-- BEGIN Records supplied --
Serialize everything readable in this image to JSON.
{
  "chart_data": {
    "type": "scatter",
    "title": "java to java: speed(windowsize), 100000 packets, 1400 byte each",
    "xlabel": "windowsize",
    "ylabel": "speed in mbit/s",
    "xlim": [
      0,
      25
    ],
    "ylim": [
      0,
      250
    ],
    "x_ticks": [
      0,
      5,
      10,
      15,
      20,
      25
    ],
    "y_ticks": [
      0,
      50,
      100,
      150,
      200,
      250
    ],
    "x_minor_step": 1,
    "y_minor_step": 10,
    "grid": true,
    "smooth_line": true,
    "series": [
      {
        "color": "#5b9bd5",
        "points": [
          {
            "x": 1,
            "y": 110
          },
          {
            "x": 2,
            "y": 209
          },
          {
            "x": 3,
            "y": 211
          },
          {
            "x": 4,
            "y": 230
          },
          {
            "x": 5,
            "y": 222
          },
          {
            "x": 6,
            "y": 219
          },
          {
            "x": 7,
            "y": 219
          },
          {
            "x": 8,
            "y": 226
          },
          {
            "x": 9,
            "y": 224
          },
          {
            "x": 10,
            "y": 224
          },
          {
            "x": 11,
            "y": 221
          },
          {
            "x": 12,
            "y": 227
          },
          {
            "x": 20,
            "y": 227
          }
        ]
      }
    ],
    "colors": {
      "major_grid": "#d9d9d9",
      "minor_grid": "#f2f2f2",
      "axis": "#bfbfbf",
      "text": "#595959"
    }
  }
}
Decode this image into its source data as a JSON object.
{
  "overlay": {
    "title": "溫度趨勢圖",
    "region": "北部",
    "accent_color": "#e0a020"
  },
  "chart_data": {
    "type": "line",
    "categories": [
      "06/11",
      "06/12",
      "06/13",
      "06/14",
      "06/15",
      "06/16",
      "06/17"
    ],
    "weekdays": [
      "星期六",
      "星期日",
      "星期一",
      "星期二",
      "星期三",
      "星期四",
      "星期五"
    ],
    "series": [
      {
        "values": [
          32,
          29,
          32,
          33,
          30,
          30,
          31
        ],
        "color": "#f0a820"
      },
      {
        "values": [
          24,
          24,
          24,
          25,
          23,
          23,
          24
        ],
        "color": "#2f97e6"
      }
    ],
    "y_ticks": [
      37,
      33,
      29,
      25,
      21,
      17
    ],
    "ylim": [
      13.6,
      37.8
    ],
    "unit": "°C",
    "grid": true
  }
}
-- END Records supplied --
Find "title". Copy every line it occurs in.

    "title": "java to java: speed(windowsize), 100000 packets, 1400 byte each",
    "title": "溫度趨勢圖",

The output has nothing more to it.